RAW DATA —
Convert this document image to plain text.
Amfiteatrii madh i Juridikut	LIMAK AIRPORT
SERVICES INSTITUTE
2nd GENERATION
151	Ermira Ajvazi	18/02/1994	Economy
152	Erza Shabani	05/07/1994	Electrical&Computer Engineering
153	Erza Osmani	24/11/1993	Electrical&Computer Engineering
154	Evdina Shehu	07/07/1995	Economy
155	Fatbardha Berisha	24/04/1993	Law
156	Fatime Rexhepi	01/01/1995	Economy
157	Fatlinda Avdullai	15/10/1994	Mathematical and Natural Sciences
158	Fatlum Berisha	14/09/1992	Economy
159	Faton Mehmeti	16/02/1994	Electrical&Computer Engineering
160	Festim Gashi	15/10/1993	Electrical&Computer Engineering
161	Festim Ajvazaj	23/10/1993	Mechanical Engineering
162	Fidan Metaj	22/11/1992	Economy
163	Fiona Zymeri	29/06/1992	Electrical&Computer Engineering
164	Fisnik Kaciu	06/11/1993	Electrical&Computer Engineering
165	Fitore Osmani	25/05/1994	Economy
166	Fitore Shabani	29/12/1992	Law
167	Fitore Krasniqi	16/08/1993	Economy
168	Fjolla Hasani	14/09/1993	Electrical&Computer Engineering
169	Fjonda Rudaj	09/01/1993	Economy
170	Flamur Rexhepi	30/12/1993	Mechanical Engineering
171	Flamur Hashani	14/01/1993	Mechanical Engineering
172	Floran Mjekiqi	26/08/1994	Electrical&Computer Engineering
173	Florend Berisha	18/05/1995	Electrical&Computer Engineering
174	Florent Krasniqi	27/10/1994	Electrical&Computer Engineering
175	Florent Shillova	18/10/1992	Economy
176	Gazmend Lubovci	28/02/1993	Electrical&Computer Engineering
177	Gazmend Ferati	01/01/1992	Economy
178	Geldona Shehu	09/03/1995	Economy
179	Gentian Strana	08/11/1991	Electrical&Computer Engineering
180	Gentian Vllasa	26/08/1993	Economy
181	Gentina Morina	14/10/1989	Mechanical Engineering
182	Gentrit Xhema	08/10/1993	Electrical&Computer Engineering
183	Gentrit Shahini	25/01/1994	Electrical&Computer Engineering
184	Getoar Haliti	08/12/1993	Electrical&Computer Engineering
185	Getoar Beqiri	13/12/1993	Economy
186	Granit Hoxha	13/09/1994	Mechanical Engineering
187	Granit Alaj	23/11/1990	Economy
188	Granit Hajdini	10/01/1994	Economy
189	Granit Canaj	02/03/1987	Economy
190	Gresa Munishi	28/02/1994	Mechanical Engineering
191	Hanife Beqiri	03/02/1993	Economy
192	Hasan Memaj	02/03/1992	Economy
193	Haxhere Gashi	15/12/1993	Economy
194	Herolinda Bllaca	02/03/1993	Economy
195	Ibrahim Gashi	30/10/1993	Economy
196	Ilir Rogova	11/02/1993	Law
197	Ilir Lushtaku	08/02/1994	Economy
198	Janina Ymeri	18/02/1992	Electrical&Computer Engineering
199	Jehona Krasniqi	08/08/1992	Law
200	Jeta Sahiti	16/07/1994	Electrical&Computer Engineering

WHAT YOU HAVE TO DO — Retype every entry above, word for word.

REPLY —
Convert this document image to plain text.
Amfiteatrii madh i Juridikut	LIMAK AIRPORT
SERVICES INSTITUTE
2nd GENERATION
151	Ermira Ajvazi	18/02/1994	Economy
152	Erza Shabani	05/07/1994	Electrical&Computer Engineering
153	Erza Osmani	24/11/1993	Electrical&Computer Engineering
154	Evdina Shehu	07/07/1995	Economy
155	Fatbardha Berisha	24/04/1993	Law
156	Fatime Rexhepi	01/01/1995	Economy
157	Fatlinda Avdullai	15/10/1994	Mathematical and Natural Sciences
158	Fatlum Berisha	14/09/1992	Economy
159	Faton Mehmeti	16/02/1994	Electrical&Computer Engineering
160	Festim Gashi	15/10/1993	Electrical&Computer Engineering
161	Festim Ajvazaj	23/10/1993	Mechanical Engineering
162	Fidan Metaj	22/11/1992	Economy
163	Fiona Zymeri	29/06/1992	Electrical&Computer Engineering
164	Fisnik Kaciu	06/11/1993	Electrical&Computer Engineering
165	Fitore Osmani	25/05/1994	Economy
166	Fitore Shabani	29/12/1992	Law
167	Fitore Krasniqi	16/08/1993	Economy
168	Fjolla Hasani	14/09/1993	Electrical&Computer Engineering
169	Fjonda Rudaj	09/01/1993	Economy
170	Flamur Rexhepi	30/12/1993	Mechanical Engineering
171	Flamur Hashani	14/01/1993	Mechanical Engineering
172	Floran Mjekiqi	26/08/1994	Electrical&Computer Engineering
173	Florend Berisha	18/05/1995	Electrical&Computer Engineering
174	Florent Krasniqi	27/10/1994	Electrical&Computer Engineering
175	Florent Shillova	18/10/1992	Economy
176	Gazmend Lubovci	28/02/1993	Electrical&Computer Engineering
177	Gazmend Ferati	01/01/1992	Economy
178	Geldona Shehu	09/03/1995	Economy
179	Gentian Strana	08/11/1991	Electrical&Computer Engineering
180	Gentian Vllasa	26/08/1993	Economy
181	Gentina Morina	14/10/1989	Mechanical Engineering
182	Gentrit Xhema	08/10/1993	Electrical&Computer Engineering
183	Gentrit Shahini	25/01/1994	Electrical&Computer Engineering
184	Getoar Haliti	08/12/1993	Electrical&Computer Engineering
185	Getoar Beqiri	13/12/1993	Economy
186	Granit Hoxha	13/09/1994	Mechanical Engineering
187	Granit Alaj	23/11/1990	Economy
188	Granit Hajdini	10/01/1994	Economy
189	Granit Canaj	02/03/1987	Economy
190	Gresa Munishi	28/02/1994	Mechanical Engineering
191	Hanife Beqiri	03/02/1993	Economy
192	Hasan Memaj	02/03/1992	Economy
193	Haxhere Gashi	15/12/1993	Economy
194	Herolinda Bllaca	02/03/1993	Economy
195	Ibrahim Gashi	30/10/1993	Economy
196	Ilir Rogova	11/02/1993	Law
197	Ilir Lushtaku	08/02/1994	Economy
198	Janina Ymeri	18/02/1992	Electrical&Computer Engineering
199	Jehona Krasniqi	08/08/1992	Law
200	Jeta Sahiti	16/07/1994	Electrical&Computer Engineering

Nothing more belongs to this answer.